What is required
Give only one thing: the number of lines that include the word "Allsportzentrum".
[start of Exercise materials]
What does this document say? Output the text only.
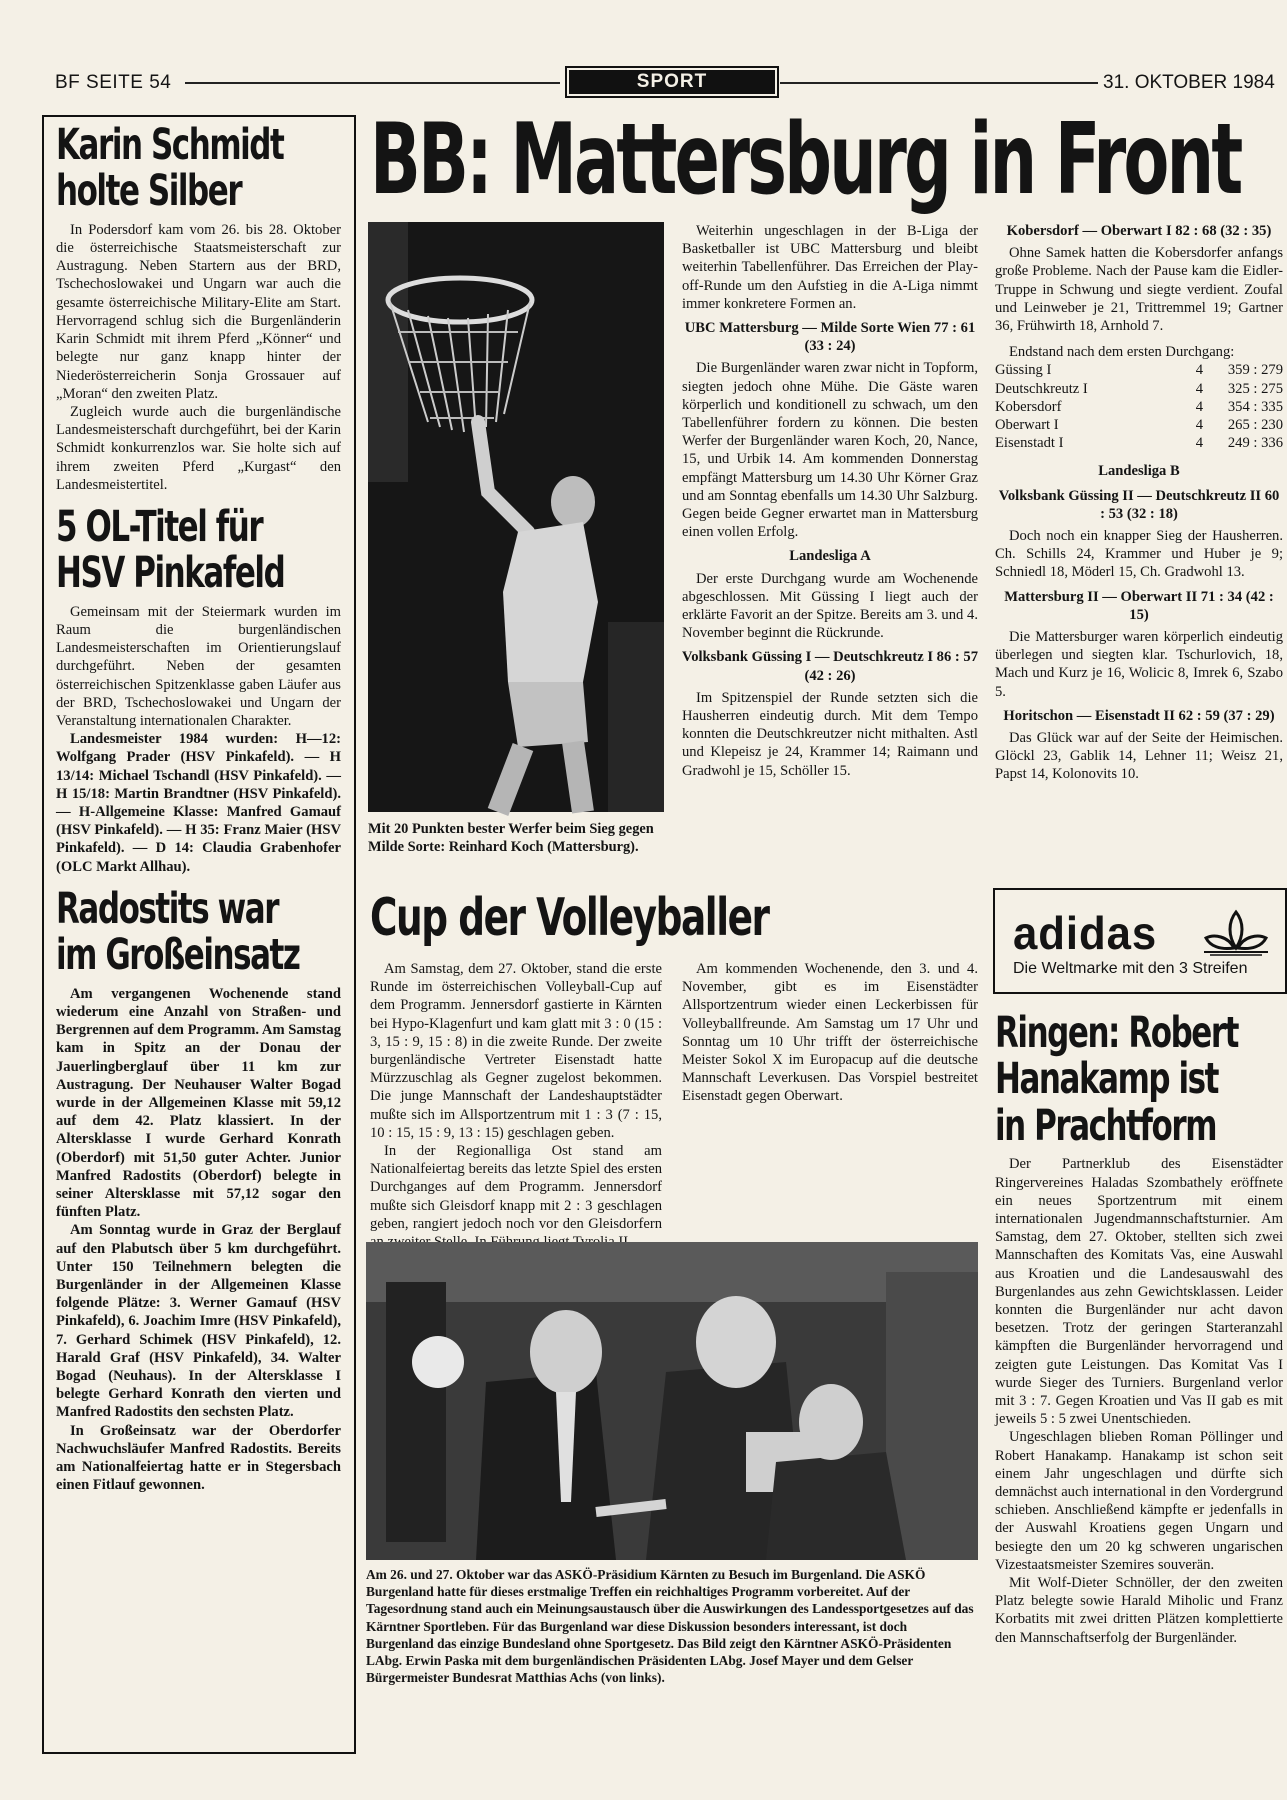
BF SEITE 54	SPORT	31. OKTOBER 1984
Karin Schmidt
holte Silber

In Podersdorf kam vom 26. bis 28. Oktober die österreichische Staatsmeisterschaft zur Austragung. Neben Startern aus der BRD, Tschechoslowakei und Ungarn war auch die gesamte österreichische Military-Elite am Start. Hervorragend schlug sich die Burgenländerin Karin Schmidt mit ihrem Pferd „Könner“ und belegte nur ganz knapp hinter der Niederösterreicherin Sonja Grossauer auf „Moran“ den zweiten Platz.

Zugleich wurde auch die burgenländische Landesmeisterschaft durchgeführt, bei der Karin Schmidt konkurrenzlos war. Sie holte sich auf ihrem zweiten Pferd „Kurgast“ den Landesmeistertitel.

5 OL-Titel für
HSV Pinkafeld

Gemeinsam mit der Steiermark wurden im Raum die burgenländischen Landesmeisterschaften im Orientierungslauf durchgeführt. Neben der gesamten österreichischen Spitzenklasse gaben Läufer aus der BRD, Tschechoslowakei und Ungarn der Veranstaltung internationalen Charakter.

Landesmeister 1984 wurden: H—12: Wolfgang Prader (HSV Pinkafeld). — H 13/14: Michael Tschandl (HSV Pinkafeld). — H 15/18: Martin Brandtner (HSV Pinkafeld). — H-Allgemeine Klasse: Manfred Gamauf (HSV Pinkafeld). — H 35: Franz Maier (HSV Pinkafeld). — D 14: Claudia Grabenhofer (OLC Markt Allhau).

Radostits war
im Großeinsatz

Am vergangenen Wochenende stand wiederum eine Anzahl von Straßen- und Bergrennen auf dem Programm. Am Samstag kam in Spitz an der Donau der Jauerlingberglauf über 11 km zur Austragung. Der Neuhauser Walter Bogad wurde in der Allgemeinen Klasse mit 59,12 auf dem 42. Platz klassiert. In der Altersklasse I wurde Gerhard Konrath (Oberdorf) mit 51,50 guter Achter. Junior Manfred Radostits (Oberdorf) belegte in seiner Altersklasse mit 57,12 sogar den fünften Platz.

Am Sonntag wurde in Graz der Berglauf auf den Plabutsch über 5 km durchgeführt. Unter 150 Teilnehmern belegten die Burgenländer in der Allgemeinen Klasse folgende Plätze: 3. Werner Gamauf (HSV Pinkafeld), 6. Joachim Imre (HSV Pinkafeld), 7. Gerhard Schimek (HSV Pinkafeld), 12. Harald Graf (HSV Pinkafeld), 34. Walter Bogad (Neuhaus). In der Altersklasse I belegte Gerhard Konrath den vierten und Manfred Radostits den sechsten Platz.

In Großeinsatz war der Oberdorfer Nachwuchsläufer Manfred Radostits. Bereits am Nationalfeiertag hatte er in Stegersbach einen Fitlauf gewonnen.

BB: Mattersburg in Front
Mit 20 Punkten bester Werfer beim Sieg gegen Milde Sorte: Reinhard Koch (Mattersburg).

Weiterhin ungeschlagen in der B-Liga der Basketballer ist UBC Mattersburg und bleibt weiterhin Tabellenführer. Das Erreichen der Play-off-Runde um den Aufstieg in die A-Liga nimmt immer konkretere Formen an.

UBC Mattersburg — Milde Sorte Wien 77 : 61 (33 : 24)

Die Burgenländer waren zwar nicht in Topform, siegten jedoch ohne Mühe. Die Gäste waren körperlich und konditionell zu schwach, um den Tabellenführer fordern zu können. Die besten Werfer der Burgenländer waren Koch, 20, Nance, 15, und Urbik 14. Am kommenden Donnerstag empfängt Mattersburg um 14.30 Uhr Körner Graz und am Sonntag ebenfalls um 14.30 Uhr Salzburg. Gegen beide Gegner erwartet man in Mattersburg einen vollen Erfolg.

Landesliga A

Der erste Durchgang wurde am Wochenende abgeschlossen. Mit Güssing I liegt auch der erklärte Favorit an der Spitze. Bereits am 3. und 4. November beginnt die Rückrunde.

Volksbank Güssing I — Deutschkreutz I 86 : 57 (42 : 26)

Im Spitzenspiel der Runde setzten sich die Hausherren eindeutig durch. Mit dem Tempo konnten die Deutschkreutzer nicht mithalten. Astl und Klepeisz je 24, Krammer 14; Raimann und Gradwohl je 15, Schöller 15.

Kobersdorf — Oberwart I 82 : 68 (32 : 35)

Ohne Samek hatten die Kobersdorfer anfangs große Probleme. Nach der Pause kam die Eidler-Truppe in Schwung und siegte verdient. Zoufal und Leinweber je 21, Trittremmel 19; Gartner 36, Frühwirth 18, Arnhold 7.

Endstand nach dem ersten Durchgang:

Güssing I	4	359 : 279
Deutschkreutz I	4	325 : 275
Kobersdorf	4	354 : 335
Oberwart I	4	265 : 230
Eisenstadt I	4	249 : 336
Landesliga B
Volksbank Güssing II — Deutschkreutz II 60 : 53 (32 : 18)

Doch noch ein knapper Sieg der Hausherren. Ch. Schills 24, Krammer und Huber je 9; Schniedl 18, Möderl 15, Ch. Gradwohl 13.

Mattersburg II — Oberwart II 71 : 34 (42 : 15)

Die Mattersburger waren körperlich eindeutig überlegen und siegten klar. Tschurlovich, 18, Mach und Kurz je 16, Wolicic 8, Imrek 6, Szabo 5.

Horitschon — Eisenstadt II 62 : 59 (37 : 29)

Das Glück war auf der Seite der Heimischen. Glöckl 23, Gablik 14, Lehner 11; Weisz 21, Papst 14, Kolonovits 10.

Cup der Volleyballer

Am Samstag, dem 27. Oktober, stand die erste Runde im österreichischen Volleyball-Cup auf dem Programm. Jennersdorf gastierte in Kärnten bei Hypo-Klagenfurt und kam glatt mit 3 : 0 (15 : 3, 15 : 9, 15 : 8) in die zweite Runde. Der zweite burgenländische Vertreter Eisenstadt hatte Mürzzuschlag als Gegner zugelost bekommen. Die junge Mannschaft der Landeshauptstädter mußte sich im Allsportzentrum mit 1 : 3 (7 : 15, 10 : 15, 15 : 9, 13 : 15) geschlagen geben.

In der Regionalliga Ost stand am Nationalfeiertag bereits das letzte Spiel des ersten Durchganges auf dem Programm. Jennersdorf mußte sich Gleisdorf knapp mit 2 : 3 geschlagen geben, rangiert jedoch noch vor den Gleisdorfern

Am kommenden Wochenende, den 3. und 4. November, gibt es im Eisenstädter Allsportzentrum wieder einen Leckerbissen für Volleyballfreunde. Am Samstag um 17 Uhr und Sonntag um 10 Uhr trifft der österreichische Meister Sokol X im Europacup auf die deutsche Mannschaft Leverkusen. Das Vorspiel bestreitet Eisenstadt gegen Oberwart.

Am 26. und 27. Oktober war das ASKÖ-Präsidium Kärnten zu Besuch im Burgenland. Die ASKÖ Burgenland hatte für dieses erstmalige Treffen ein reichhaltiges Programm vorbereitet. Auf der Tagesordnung stand auch ein Meinungsaustausch über die Auswirkungen des Landessportgesetzes auf das Kärntner Sportleben. Für das Burgenland war diese Diskussion besonders interessant, ist doch Burgenland das einzige Bundesland ohne Sportgesetz. Das Bild zeigt den Kärntner ASKÖ-Präsidenten LAbg. Erwin Paska mit dem burgenländischen Präsidenten LAbg. Josef Mayer und dem Gelser Bürgermeister Bundesrat Matthias Achs (von links).
adidas
Die Weltmarke mit den 3 Streifen
Ringen: Robert
Hanakamp ist
in Prachtform

Der Partnerklub des Eisenstädter Ringervereines Haladas Szombathely eröffnete ein neues Sportzentrum mit einem internationalen Jugendmannschaftsturnier. Am Samstag, dem 27. Oktober, stellten sich zwei Mannschaften des Komitats Vas, eine Auswahl aus Kroatien und die Landesauswahl des Burgenlandes aus zehn Gewichtsklassen. Leider konnten die Burgenländer nur acht davon besetzen. Trotz der geringen Starteranzahl kämpften die Burgenländer hervorragend und zeigten gute Leistungen. Das Komitat Vas I wurde Sieger des Turniers. Burgenland verlor mit 3 : 7. Gegen Kroatien und Vas II gab es mit jeweils 5 : 5 zwei Unentschieden.

Ungeschlagen blieben Roman Pöllinger und Robert Hanakamp. Hanakamp ist schon seit einem Jahr ungeschlagen und dürfte sich demnächst auch international in den Vordergrund schieben. Anschließend kämpfte er jedenfalls in der Auswahl Kroatiens gegen Ungarn und besiegte den um 20 kg schweren ungarischen Vizestaatsmeister Szemires souverän.

Mit Wolf-Dieter Schnöller, der den zweiten Platz belegte sowie Harald Miholic und Franz Korbatits mit zwei dritten Plätzen komplettierte den Mannschaftserfolg der Burgenländer.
[end of Exercise materials]
Exercise answer
2